Kutipan Teks ::
──────

Pada akhir abad ke-18, jumlah penduduk "desa" ini sudah mencapai 40.000 jiwa dan merupakan tempat ketiga di Belanda yang terbesar (setelah Amsterdam dan Rotterdam). Berkat keberadaan istana stadhouder, Staten-Generaal dan diplomat-diplomat asing serta kaum bangsawan (asing), Den Haag memiliki ciri khas aristokratis yang membedakannya dengan kebanyakan kota-kota di Belanda. Selain itu terdapat perbedaan yang besar antara permukiman kaum bangsawan di dekat Buitenhof dan Voorhout dengan daerah-daerah "desa" ini yang lebih merakyat.

Pasca Era Napoleon

Baru pada tahun 1806, pada masa pendudukan Perancis, Den Haag mendapatkan hak-hak kotanya. Namun pada masa itu sebuah tembok kota malah menghindari perkembangan kota. Oleh karena itu Den Haag tetap tidak memiliki tembok kota dan bisa berkembang secara leluasa. Setelah tahun 1850, kota ini bisa berkembang melampaui sabuk parit-parit yang mengelilingi kota ini. Penduduknya kala itu berjumlah 70.000 jiwa. Pada sekitar 1870 jumlah penduduk mencapai 100.000 jiwa. Kemudian sekitar tahun 1900 pada akhir abad ke-19 dan awal abad ke-20, jumlah penduduk mencapai 200.000 jiwa.

Pada awal abad ke-20, pada sisi selatan pusat kota lama muncul banyak perkampungan rakyat yang padat. Sementara itu pada waktu yang sama di bukit-bukit pasir (duin) di dekat pantai muncul tempat pemukiman orang-orang kaya. Pada waktu itu Den Haag juga memerankan peran yang penting dalam aliran seni lukisan yang disebut dengan istilah Haagse School ("Aliran" atau "Sekolah Den Haag").

Lalu pada tahun 1899 di Den Haag diadakan "Konferensi Pertama Den Haag". Hal ini mengakibatkan didirikannya "Dewan Arbitrase Internasional" yang juga ada di Den Haag sampai sekarang. Seorang konglomerat Amerika Serikat, Andrew Carnegie, menyumbang dana sebesar $1.500.000 untuk membangun Vredespaleis ("Istana Perdamaian"). Vredespaleis dibangun antara tahun 1907 dan 1913. Dewan Arbitrase Internasional ini akhirnya akan berkantor di Vredespaleis. Di kemudian hari Dewan Pengadilan Internasional juga akan berkantor di Vredesplaies.

Setelah Perang Dunia II

Belanda terseret dengan Perang Dunia II pada tanggal 10 Mei 1940. Den Haag sebagai kota pemerintahan Belanda menjadi sasaran penting tentara Jerman Nazi. Beberapa hari setelah Belanda diinvasi, Den Haag bisa dikuasai dan dijadikan tempat pusat pemerintahan Jerman.

──────

Tugas yang Dikerjakan ::
1) Dalam teks tentang sejarah Den Haag, siapakah yang menyumbangkan dana untuk membangun Vredespaleis, dan berapa jumlahnya?
2) Lanjutkan teks tentang sejarah Den Haag, dimulai setelah kalimat terakhir yang tercantum.
Baris-baris di bawah ini tidak memiliki hubungan dengan teks tentang sejarah Den Haag.

Daftar Baris ::
──────

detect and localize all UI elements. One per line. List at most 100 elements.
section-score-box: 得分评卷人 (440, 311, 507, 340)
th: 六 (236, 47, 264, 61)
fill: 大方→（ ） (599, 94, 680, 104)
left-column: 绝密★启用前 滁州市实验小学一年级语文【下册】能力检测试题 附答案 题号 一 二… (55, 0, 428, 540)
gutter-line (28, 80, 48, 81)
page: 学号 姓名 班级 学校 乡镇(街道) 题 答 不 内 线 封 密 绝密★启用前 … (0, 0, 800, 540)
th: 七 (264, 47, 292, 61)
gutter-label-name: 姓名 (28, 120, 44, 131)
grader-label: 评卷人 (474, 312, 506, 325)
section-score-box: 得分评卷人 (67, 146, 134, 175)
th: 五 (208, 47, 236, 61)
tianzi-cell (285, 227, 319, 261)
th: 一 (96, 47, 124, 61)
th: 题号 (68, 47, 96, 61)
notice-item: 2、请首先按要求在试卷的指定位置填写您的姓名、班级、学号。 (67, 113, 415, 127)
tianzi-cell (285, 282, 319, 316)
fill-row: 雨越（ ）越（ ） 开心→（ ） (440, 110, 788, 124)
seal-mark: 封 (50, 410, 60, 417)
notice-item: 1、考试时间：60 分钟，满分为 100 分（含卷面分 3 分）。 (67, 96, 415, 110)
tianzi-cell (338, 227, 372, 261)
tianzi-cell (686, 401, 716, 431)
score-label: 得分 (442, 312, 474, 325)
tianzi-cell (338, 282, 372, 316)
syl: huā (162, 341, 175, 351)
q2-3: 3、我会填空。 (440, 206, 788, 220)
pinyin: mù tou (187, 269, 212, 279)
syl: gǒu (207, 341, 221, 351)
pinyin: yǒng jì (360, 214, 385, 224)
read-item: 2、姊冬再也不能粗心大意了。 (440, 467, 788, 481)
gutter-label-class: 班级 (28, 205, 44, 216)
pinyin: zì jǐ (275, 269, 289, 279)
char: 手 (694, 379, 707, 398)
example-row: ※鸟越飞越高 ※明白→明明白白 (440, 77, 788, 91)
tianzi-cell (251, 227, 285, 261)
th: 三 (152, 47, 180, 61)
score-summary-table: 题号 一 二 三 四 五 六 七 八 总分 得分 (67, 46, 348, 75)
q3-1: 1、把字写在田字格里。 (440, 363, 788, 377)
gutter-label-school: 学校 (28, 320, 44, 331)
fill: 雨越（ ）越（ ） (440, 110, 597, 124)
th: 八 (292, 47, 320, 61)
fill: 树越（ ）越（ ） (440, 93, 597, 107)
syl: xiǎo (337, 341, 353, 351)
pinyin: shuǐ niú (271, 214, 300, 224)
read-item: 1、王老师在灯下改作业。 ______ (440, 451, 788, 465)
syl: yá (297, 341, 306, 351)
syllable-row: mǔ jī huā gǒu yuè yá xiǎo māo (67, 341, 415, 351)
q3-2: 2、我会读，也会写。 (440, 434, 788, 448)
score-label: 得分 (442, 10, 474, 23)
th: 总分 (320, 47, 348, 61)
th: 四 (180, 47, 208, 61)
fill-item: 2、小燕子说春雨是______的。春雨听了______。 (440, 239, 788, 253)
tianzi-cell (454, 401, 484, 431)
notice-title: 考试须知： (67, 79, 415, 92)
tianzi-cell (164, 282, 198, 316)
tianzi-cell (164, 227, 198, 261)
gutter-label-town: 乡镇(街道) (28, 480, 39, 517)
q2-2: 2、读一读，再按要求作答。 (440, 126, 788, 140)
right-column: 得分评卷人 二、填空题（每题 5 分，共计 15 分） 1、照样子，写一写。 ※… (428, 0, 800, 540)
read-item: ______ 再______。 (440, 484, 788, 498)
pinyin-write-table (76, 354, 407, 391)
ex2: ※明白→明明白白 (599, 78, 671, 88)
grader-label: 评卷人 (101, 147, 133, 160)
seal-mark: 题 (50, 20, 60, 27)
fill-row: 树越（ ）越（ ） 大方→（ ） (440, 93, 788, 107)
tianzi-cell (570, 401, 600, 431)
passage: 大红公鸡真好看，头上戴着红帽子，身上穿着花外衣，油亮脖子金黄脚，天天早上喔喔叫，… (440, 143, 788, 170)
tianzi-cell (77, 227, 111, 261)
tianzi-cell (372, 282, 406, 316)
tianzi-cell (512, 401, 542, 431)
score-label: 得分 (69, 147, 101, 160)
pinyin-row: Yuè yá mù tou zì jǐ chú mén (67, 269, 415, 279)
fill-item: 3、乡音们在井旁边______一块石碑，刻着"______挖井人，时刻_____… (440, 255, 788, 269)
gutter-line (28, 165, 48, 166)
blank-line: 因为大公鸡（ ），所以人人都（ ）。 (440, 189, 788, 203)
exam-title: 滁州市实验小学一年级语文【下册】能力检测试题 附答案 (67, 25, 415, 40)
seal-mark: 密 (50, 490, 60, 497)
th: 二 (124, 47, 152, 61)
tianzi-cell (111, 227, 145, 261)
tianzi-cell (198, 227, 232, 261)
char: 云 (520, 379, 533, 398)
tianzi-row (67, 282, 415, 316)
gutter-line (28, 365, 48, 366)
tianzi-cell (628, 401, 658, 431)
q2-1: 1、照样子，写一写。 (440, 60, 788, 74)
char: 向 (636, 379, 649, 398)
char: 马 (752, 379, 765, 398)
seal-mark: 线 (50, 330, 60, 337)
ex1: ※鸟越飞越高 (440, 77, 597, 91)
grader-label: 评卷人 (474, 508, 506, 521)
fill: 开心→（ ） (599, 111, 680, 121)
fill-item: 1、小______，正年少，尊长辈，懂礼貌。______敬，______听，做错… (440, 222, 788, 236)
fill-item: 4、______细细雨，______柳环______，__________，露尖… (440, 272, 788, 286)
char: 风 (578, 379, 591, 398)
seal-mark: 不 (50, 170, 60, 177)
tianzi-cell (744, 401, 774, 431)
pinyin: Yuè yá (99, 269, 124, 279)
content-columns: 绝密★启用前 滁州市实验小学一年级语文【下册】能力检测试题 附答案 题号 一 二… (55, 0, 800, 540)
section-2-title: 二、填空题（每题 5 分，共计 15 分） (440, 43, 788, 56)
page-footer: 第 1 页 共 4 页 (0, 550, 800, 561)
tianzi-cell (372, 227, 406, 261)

──────

Hasil Latihan ::
1) Andrew Carnegie, seorang konglomerat Amerika Serikat, menyumbangkan dana sebesar $1.500.000.

2)
Den Haag modern pada awal abad ke-21. Pemandangan dari Malieveld ("alun-alun" kota Den Haag).

Pada masa-masa akhir Perang Dunia II, pada 3 Maret 1945, kota Den Haag dibom secara besar-besaran oleh Angkatan Udara Britania Raya di daerah perkampungan Bezuidenhout. Peristiwa ini menewaskan 510 jiwa penduduk Den Haag. Pengeboman dilakukan oleh Tentara Sekutu untuk menghancurkan tempat-tempat peluncuran mobil roket-roket V2 Jerman.

Konferensi Meja Bundar dilakukan antara pemerintah Indonesia dan Belanda di Den Haag, Belanda dari 23 Agustus hingga 2 November 1949.

Kemudian setelah Hindia-Belanda merdeka dan menjadi Indonesia, kurang lebih pada tahun 1950, banyak penduduk campuran Indonesia-Belanda yang kembali ke Belanda. Mereka banyak yang menetap di Den Haag dan membuat kota ini mendapatkan ciri khas Indisch. Oleh karena itu kota ini juga sering disebut sebagai weduwe van Indië ("janda Hindia(-Belanda)).

Akhir abad ke-20 dan awal abad ke-21

Pada akhir abad ke-20 dan awal abad ke-21, Den Haag mulai berkembang pesat. Proyek-proyek pembangunan besar dilaksanakan. Lalu Den Haag sebagai kota juga mengembangkan wilayahnya dan mencaploki wilayah gemeente-gemeente sekitarnya karenaya kekurangan tempat membangun.

Aneksasi pertama terjadi pada tahun 1923. Kala itu Loosduinen dicaplok Den Haag. Pada tahun 1994, sebagian daerah Wateringen dicaplok dan pada 1 Januari 2002, daerah-daerah sekitar seperti Leidschenveen dan Ypenburg diambil Den Haag. Tanah yang dicaplok sebelumnya termasuk wilayah Leidschendam, Pijnacker, Rijswijk, dan Voorburg.

Pembagian administratif

Pembagian perkampungan Den Haag
Binnenhof dengan skyline Den Haag
Balaikota Den Haag yang baru, yang juga memiliki nama julukan "Het IJspaleis" (Istana Es)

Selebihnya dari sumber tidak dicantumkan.